-- start of Data for processing --
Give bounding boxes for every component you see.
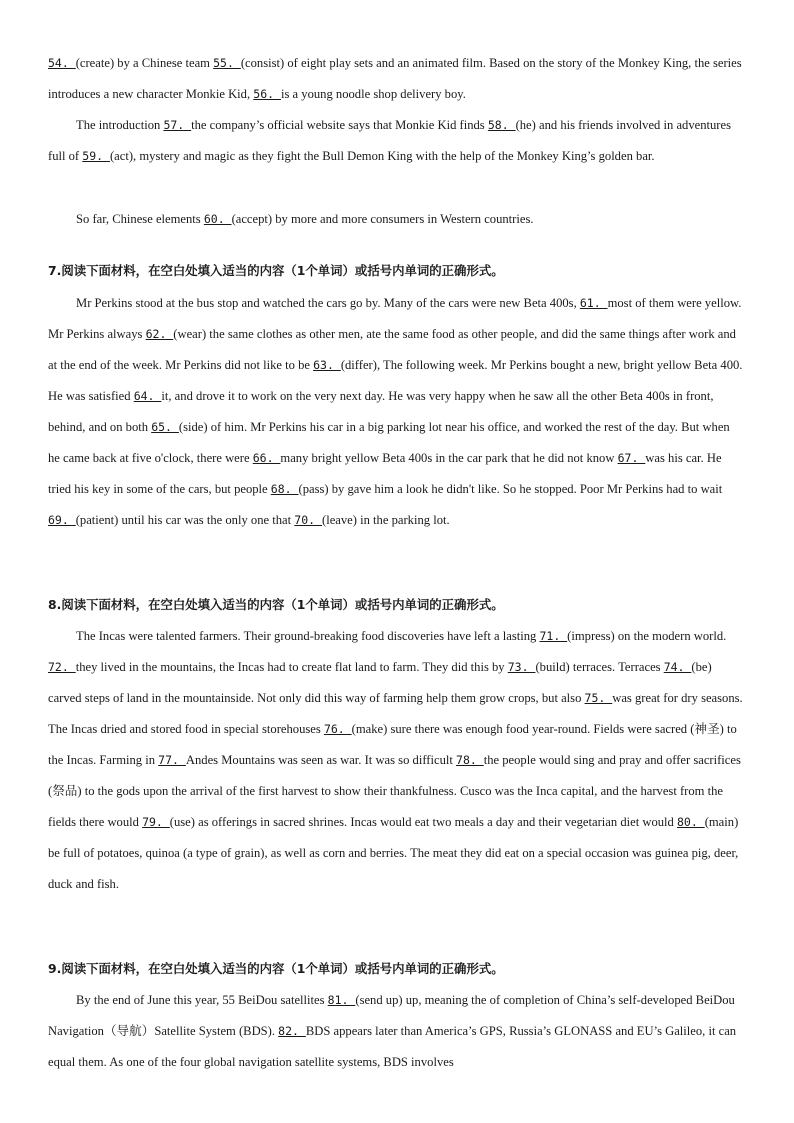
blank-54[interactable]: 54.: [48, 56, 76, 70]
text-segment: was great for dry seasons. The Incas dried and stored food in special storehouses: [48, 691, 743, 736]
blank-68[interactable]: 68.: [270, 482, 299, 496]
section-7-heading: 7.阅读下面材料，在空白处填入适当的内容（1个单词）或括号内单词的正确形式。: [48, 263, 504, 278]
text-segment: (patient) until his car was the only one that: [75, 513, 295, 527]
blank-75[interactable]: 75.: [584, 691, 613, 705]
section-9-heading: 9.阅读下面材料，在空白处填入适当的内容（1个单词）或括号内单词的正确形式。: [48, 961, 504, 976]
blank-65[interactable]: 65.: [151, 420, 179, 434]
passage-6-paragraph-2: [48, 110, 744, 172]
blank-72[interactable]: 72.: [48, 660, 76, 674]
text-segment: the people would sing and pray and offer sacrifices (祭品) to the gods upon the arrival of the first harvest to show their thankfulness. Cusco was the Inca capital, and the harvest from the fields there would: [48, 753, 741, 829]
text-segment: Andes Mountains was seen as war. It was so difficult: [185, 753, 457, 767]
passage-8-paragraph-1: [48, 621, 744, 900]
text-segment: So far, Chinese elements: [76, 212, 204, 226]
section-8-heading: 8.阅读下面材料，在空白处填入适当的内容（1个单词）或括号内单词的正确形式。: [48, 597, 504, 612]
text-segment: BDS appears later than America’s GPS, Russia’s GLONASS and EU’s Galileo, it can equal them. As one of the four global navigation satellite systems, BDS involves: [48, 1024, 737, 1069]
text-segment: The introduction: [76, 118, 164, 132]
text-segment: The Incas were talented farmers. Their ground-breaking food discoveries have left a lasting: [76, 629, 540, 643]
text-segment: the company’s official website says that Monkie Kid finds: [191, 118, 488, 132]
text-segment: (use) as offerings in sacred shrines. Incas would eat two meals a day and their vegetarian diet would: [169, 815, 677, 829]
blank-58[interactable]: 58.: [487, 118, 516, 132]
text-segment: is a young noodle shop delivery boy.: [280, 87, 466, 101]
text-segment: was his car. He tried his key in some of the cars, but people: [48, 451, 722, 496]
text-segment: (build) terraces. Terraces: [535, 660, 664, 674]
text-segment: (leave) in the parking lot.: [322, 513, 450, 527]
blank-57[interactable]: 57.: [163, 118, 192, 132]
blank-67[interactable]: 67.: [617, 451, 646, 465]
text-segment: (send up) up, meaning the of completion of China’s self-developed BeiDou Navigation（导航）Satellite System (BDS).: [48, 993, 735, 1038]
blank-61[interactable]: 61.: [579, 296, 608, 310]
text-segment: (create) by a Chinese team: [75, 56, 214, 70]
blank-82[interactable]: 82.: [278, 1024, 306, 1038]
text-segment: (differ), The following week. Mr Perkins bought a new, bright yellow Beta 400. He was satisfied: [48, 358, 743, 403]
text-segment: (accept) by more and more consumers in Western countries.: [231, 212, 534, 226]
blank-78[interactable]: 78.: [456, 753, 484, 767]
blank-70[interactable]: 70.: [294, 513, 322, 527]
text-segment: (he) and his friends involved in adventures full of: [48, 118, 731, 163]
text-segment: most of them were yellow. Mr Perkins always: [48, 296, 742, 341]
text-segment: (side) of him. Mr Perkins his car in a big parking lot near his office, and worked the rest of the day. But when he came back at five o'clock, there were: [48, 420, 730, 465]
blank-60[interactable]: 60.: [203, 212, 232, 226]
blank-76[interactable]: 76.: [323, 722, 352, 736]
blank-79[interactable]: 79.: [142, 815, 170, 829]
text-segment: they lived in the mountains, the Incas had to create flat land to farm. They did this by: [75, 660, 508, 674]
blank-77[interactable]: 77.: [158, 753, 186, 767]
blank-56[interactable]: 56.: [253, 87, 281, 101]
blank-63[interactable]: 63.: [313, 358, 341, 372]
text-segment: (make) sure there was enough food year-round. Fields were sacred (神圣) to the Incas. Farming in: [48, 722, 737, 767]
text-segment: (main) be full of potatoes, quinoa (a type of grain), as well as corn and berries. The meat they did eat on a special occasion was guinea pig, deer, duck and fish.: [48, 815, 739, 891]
-- end of Data for processing --
• [Stated task] Reproduce every line of the listing above word for word, leaving out any picture.

• [Worked solution]
Give bounding boxes for every component you see.
blank-54[interactable]: 54.: [48, 56, 76, 70]
text-segment: was great for dry seasons. The Incas dried and stored food in special storehouses: [48, 691, 743, 736]
blank-68[interactable]: 68.: [270, 482, 299, 496]
section-7-heading: 7.阅读下面材料，在空白处填入适当的内容（1个单词）或括号内单词的正确形式。: [48, 263, 504, 278]
text-segment: (patient) until his car was the only one that: [75, 513, 295, 527]
blank-75[interactable]: 75.: [584, 691, 613, 705]
section-9-heading: 9.阅读下面材料，在空白处填入适当的内容（1个单词）或括号内单词的正确形式。: [48, 961, 504, 976]
blank-65[interactable]: 65.: [151, 420, 179, 434]
passage-6-paragraph-2: [48, 110, 744, 172]
blank-72[interactable]: 72.: [48, 660, 76, 674]
text-segment: the people would sing and pray and offer sacrifices (祭品) to the gods upon the arrival of the first harvest to show their thankfulness. Cusco was the Inca capital, and the harvest from the fields there would: [48, 753, 741, 829]
text-segment: Andes Mountains was seen as war. It was so difficult: [185, 753, 457, 767]
passage-8-paragraph-1: [48, 621, 744, 900]
text-segment: So far, Chinese elements: [76, 212, 204, 226]
section-8-heading: 8.阅读下面材料，在空白处填入适当的内容（1个单词）或括号内单词的正确形式。: [48, 597, 504, 612]
text-segment: BDS appears later than America’s GPS, Russia’s GLONASS and EU’s Galileo, it can equal them. As one of the four global navigation satellite systems, BDS involves: [48, 1024, 737, 1069]
text-segment: The introduction: [76, 118, 164, 132]
text-segment: The Incas were talented farmers. Their ground-breaking food discoveries have left a lasting: [76, 629, 540, 643]
text-segment: the company’s official website says that Monkie Kid finds: [191, 118, 488, 132]
text-segment: (use) as offerings in sacred shrines. Incas would eat two meals a day and their vegetarian diet would: [169, 815, 677, 829]
blank-58[interactable]: 58.: [487, 118, 516, 132]
text-segment: is a young noodle shop delivery boy.: [280, 87, 466, 101]
text-segment: was his car. He tried his key in some of the cars, but people: [48, 451, 722, 496]
text-segment: (build) terraces. Terraces: [535, 660, 664, 674]
text-segment: (leave) in the parking lot.: [322, 513, 450, 527]
blank-57[interactable]: 57.: [163, 118, 192, 132]
blank-67[interactable]: 67.: [617, 451, 646, 465]
text-segment: (send up) up, meaning the of completion of China’s self-developed BeiDou Navigation（导航）Satellite System (BDS).: [48, 993, 735, 1038]
blank-61[interactable]: 61.: [579, 296, 608, 310]
text-segment: (create) by a Chinese team: [75, 56, 214, 70]
blank-82[interactable]: 82.: [278, 1024, 306, 1038]
text-segment: (differ), The following week. Mr Perkins bought a new, bright yellow Beta 400. He was satisfied: [48, 358, 743, 403]
text-segment: (accept) by more and more consumers in Western countries.: [231, 212, 534, 226]
blank-78[interactable]: 78.: [456, 753, 484, 767]
blank-70[interactable]: 70.: [294, 513, 322, 527]
text-segment: (he) and his friends involved in adventures full of: [48, 118, 731, 163]
text-segment: most of them were yellow. Mr Perkins always: [48, 296, 742, 341]
text-segment: (side) of him. Mr Perkins his car in a big parking lot near his office, and worked the rest of the day. But when he came back at five o'clock, there were: [48, 420, 730, 465]
blank-60[interactable]: 60.: [203, 212, 232, 226]
blank-76[interactable]: 76.: [323, 722, 352, 736]
blank-79[interactable]: 79.: [142, 815, 170, 829]
text-segment: they lived in the mountains, the Incas had to create flat land to farm. They did this by: [75, 660, 508, 674]
blank-77[interactable]: 77.: [158, 753, 186, 767]
blank-56[interactable]: 56.: [253, 87, 281, 101]
blank-63[interactable]: 63.: [313, 358, 341, 372]
text-segment: (make) sure there was enough food year-round. Fields were sacred (神圣) to the Incas. Farming in: [48, 722, 737, 767]
text-segment: (main) be full of potatoes, quinoa (a type of grain), as well as corn and berries. The meat they did eat on a special occasion was guinea pig, deer, duck and fish.: [48, 815, 739, 891]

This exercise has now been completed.